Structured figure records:
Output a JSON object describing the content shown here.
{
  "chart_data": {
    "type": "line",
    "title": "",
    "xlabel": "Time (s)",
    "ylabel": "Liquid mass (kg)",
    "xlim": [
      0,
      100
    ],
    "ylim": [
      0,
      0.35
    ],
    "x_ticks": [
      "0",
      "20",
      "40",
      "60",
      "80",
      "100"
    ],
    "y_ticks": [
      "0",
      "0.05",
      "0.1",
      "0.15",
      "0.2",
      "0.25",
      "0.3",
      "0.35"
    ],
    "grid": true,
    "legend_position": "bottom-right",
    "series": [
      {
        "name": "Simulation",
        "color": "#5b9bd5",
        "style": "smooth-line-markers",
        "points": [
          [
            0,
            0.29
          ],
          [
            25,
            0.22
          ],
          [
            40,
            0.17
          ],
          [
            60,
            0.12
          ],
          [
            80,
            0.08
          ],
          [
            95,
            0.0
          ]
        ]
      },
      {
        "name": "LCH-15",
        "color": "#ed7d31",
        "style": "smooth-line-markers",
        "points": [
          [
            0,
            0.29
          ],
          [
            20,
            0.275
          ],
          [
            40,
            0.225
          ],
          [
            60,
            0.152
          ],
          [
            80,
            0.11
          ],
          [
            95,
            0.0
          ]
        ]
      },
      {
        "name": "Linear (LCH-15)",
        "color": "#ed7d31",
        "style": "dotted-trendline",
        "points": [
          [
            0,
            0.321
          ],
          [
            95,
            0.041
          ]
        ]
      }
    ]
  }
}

§ The task:
Extract every line that has the string "name" in it.

§ Written solution:
        "name": "Simulation",
        "name": "LCH-15",
        "name": "Linear (LCH-15)",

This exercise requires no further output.